------ ENTRIES SHOWN

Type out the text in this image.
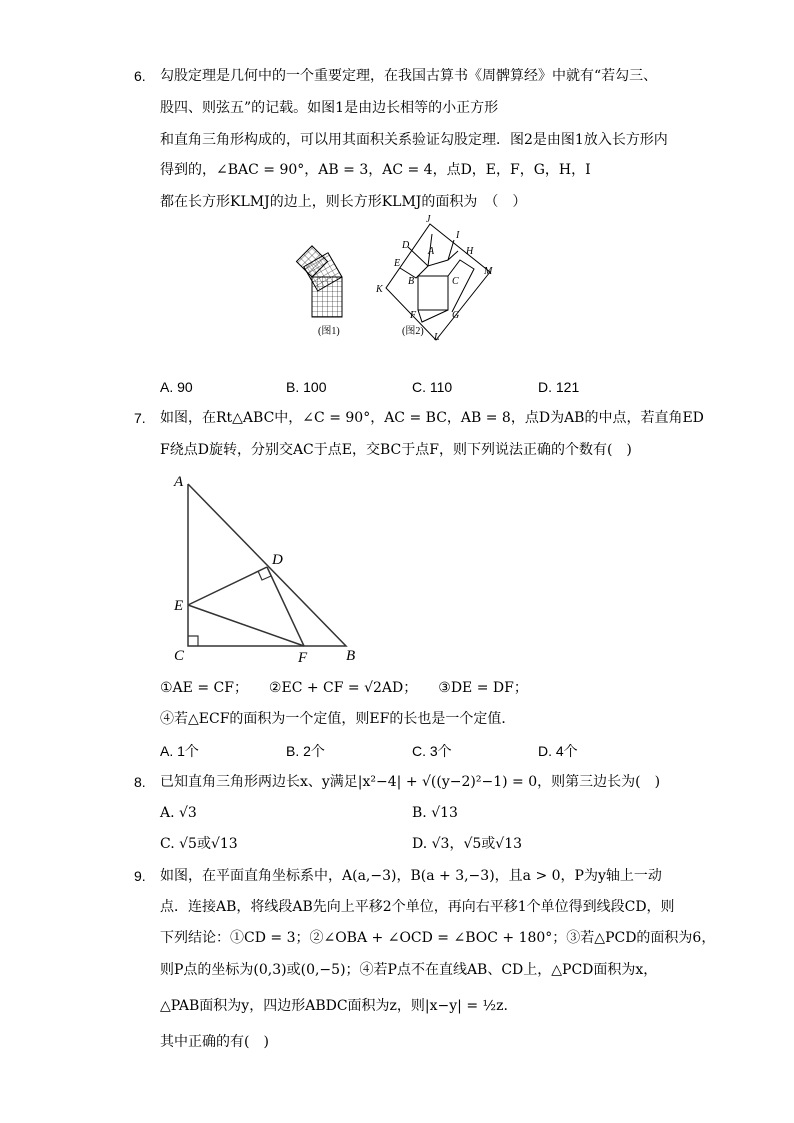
6. 勾股定理是几何中的一个重要定理，在我国古算书《周髀算经》中就有“若勾三、
股四、则弦五”的记载。如图1是由边长相等的小正方形
和直角三角形构成的，可以用其面积关系验证勾股定理．图2是由图1放入长方形内
得到的，∠BAC = 90°，AB = 3，AC = 4，点D，E，F，G，H，I
都在长方形KLMJ的边上，则长方形KLMJ的面积为　（　）
(图1)
J
I
D
A	H
E
M
B	C
K
F	G
L
(图2)
A. 90	B. 100	C. 110	D. 121
7. 如图，在Rt△ABC中，∠C = 90°，AC = BC，AB = 8，点D为AB的中点，若直角ED
F绕点D旋转，分别交AC于点E，交BC于点F，则下列说法正确的个数有(　)
A
D
E
C	F	B
①AE = CF；　　②EC + CF = √2AD；　　③DE = DF；
④若△ECF的面积为一个定值，则EF的长也是一个定值．
A. 1个	B. 2个	C. 3个	D. 4个
8. 已知直角三角形两边长x、y满足|x²−4| + √((y−2)²−1) = 0，则第三边长为(　)
A. √3	B. √13
C. √5或√13	D. √3，√5或√13
9. 如图，在平面直角坐标系中，A(a,−3)，B(a + 3,−3)，且a > 0，P为y轴上一动
点．连接AB，将线段AB先向上平移2个单位，再向右平移1个单位得到线段CD，则
下列结论：①CD = 3；②∠OBA + ∠OCD = ∠BOC + 180°；③若△PCD的面积为6，
则P点的坐标为(0,3)或(0,−5)；④若P点不在直线AB、CD上，△PCD面积为x，
△PAB面积为y，四边形ABDC面积为z，则|x−y| = ½z.
其中正确的有(　)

------------

REQUEST. Repeat the listing in full and exactly. Leave any pictures out.

FULL OUTPUT.
Type out the text in this image.
6. 勾股定理是几何中的一个重要定理，在我国古算书《周髀算经》中就有“若勾三、
股四、则弦五”的记载。如图1是由边长相等的小正方形
和直角三角形构成的，可以用其面积关系验证勾股定理．图2是由图1放入长方形内
得到的，∠BAC = 90°，AB = 3，AC = 4，点D，E，F，G，H，I
都在长方形KLMJ的边上，则长方形KLMJ的面积为　（　）
(图1)
J
I
D
A	H
E
M
B	C
K
F	G
L
(图2)
A. 90	B. 100	C. 110	D. 121
7. 如图，在Rt△ABC中，∠C = 90°，AC = BC，AB = 8，点D为AB的中点，若直角ED
F绕点D旋转，分别交AC于点E，交BC于点F，则下列说法正确的个数有(　)
A
D
E
C	F	B
①AE = CF；　　②EC + CF = √2AD；　　③DE = DF；
④若△ECF的面积为一个定值，则EF的长也是一个定值．
A. 1个	B. 2个	C. 3个	D. 4个
8. 已知直角三角形两边长x、y满足|x²−4| + √((y−2)²−1) = 0，则第三边长为(　)
A. √3	B. √13
C. √5或√13	D. √3，√5或√13
9. 如图，在平面直角坐标系中，A(a,−3)，B(a + 3,−3)，且a > 0，P为y轴上一动
点．连接AB，将线段AB先向上平移2个单位，再向右平移1个单位得到线段CD，则
下列结论：①CD = 3；②∠OBA + ∠OCD = ∠BOC + 180°；③若△PCD的面积为6，
则P点的坐标为(0,3)或(0,−5)；④若P点不在直线AB、CD上，△PCD面积为x，
△PAB面积为y，四边形ABDC面积为z，则|x−y| = ½z.
其中正确的有(　)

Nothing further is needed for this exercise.